[Supplied data]
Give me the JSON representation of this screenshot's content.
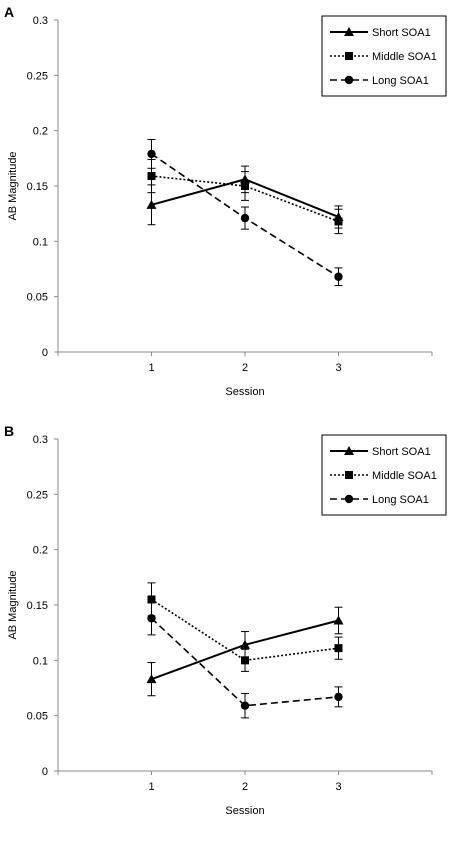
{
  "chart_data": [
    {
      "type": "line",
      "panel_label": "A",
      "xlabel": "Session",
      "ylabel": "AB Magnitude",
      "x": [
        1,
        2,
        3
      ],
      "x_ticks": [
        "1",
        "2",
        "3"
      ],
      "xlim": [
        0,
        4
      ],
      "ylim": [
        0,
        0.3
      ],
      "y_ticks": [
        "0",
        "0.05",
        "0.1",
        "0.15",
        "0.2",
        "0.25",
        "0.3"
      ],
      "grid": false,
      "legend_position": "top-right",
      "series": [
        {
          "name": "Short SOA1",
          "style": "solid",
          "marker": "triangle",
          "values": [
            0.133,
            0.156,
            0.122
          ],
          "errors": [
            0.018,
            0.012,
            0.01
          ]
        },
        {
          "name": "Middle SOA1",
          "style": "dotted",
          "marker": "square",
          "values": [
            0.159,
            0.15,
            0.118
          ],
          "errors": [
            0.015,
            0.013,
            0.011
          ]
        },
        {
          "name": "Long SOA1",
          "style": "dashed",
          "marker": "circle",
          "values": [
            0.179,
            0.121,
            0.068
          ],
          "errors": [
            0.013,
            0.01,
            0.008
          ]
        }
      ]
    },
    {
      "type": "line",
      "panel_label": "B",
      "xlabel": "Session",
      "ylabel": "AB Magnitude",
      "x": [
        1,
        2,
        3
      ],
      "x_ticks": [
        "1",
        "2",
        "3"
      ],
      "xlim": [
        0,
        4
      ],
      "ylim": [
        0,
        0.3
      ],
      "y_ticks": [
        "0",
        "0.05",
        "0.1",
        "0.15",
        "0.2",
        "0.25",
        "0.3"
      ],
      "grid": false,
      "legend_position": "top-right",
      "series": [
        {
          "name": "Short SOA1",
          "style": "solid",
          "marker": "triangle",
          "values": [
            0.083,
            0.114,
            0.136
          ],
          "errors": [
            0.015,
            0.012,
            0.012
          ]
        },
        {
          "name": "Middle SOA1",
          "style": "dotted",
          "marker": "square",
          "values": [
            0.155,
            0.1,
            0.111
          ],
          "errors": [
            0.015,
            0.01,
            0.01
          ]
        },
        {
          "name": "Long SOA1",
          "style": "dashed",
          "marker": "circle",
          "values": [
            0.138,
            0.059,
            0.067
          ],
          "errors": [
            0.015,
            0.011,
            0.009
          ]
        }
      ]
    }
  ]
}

[What you should do]
Copy the whole of the material above exactly, but not its images.

[Task solution]
Give me the JSON representation of this screenshot's content.
{
  "chart_data": [
    {
      "type": "line",
      "panel_label": "A",
      "xlabel": "Session",
      "ylabel": "AB Magnitude",
      "x": [
        1,
        2,
        3
      ],
      "x_ticks": [
        "1",
        "2",
        "3"
      ],
      "xlim": [
        0,
        4
      ],
      "ylim": [
        0,
        0.3
      ],
      "y_ticks": [
        "0",
        "0.05",
        "0.1",
        "0.15",
        "0.2",
        "0.25",
        "0.3"
      ],
      "grid": false,
      "legend_position": "top-right",
      "series": [
        {
          "name": "Short SOA1",
          "style": "solid",
          "marker": "triangle",
          "values": [
            0.133,
            0.156,
            0.122
          ],
          "errors": [
            0.018,
            0.012,
            0.01
          ]
        },
        {
          "name": "Middle SOA1",
          "style": "dotted",
          "marker": "square",
          "values": [
            0.159,
            0.15,
            0.118
          ],
          "errors": [
            0.015,
            0.013,
            0.011
          ]
        },
        {
          "name": "Long SOA1",
          "style": "dashed",
          "marker": "circle",
          "values": [
            0.179,
            0.121,
            0.068
          ],
          "errors": [
            0.013,
            0.01,
            0.008
          ]
        }
      ]
    },
    {
      "type": "line",
      "panel_label": "B",
      "xlabel": "Session",
      "ylabel": "AB Magnitude",
      "x": [
        1,
        2,
        3
      ],
      "x_ticks": [
        "1",
        "2",
        "3"
      ],
      "xlim": [
        0,
        4
      ],
      "ylim": [
        0,
        0.3
      ],
      "y_ticks": [
        "0",
        "0.05",
        "0.1",
        "0.15",
        "0.2",
        "0.25",
        "0.3"
      ],
      "grid": false,
      "legend_position": "top-right",
      "series": [
        {
          "name": "Short SOA1",
          "style": "solid",
          "marker": "triangle",
          "values": [
            0.083,
            0.114,
            0.136
          ],
          "errors": [
            0.015,
            0.012,
            0.012
          ]
        },
        {
          "name": "Middle SOA1",
          "style": "dotted",
          "marker": "square",
          "values": [
            0.155,
            0.1,
            0.111
          ],
          "errors": [
            0.015,
            0.01,
            0.01
          ]
        },
        {
          "name": "Long SOA1",
          "style": "dashed",
          "marker": "circle",
          "values": [
            0.138,
            0.059,
            0.067
          ],
          "errors": [
            0.015,
            0.011,
            0.009
          ]
        }
      ]
    }
  ]
}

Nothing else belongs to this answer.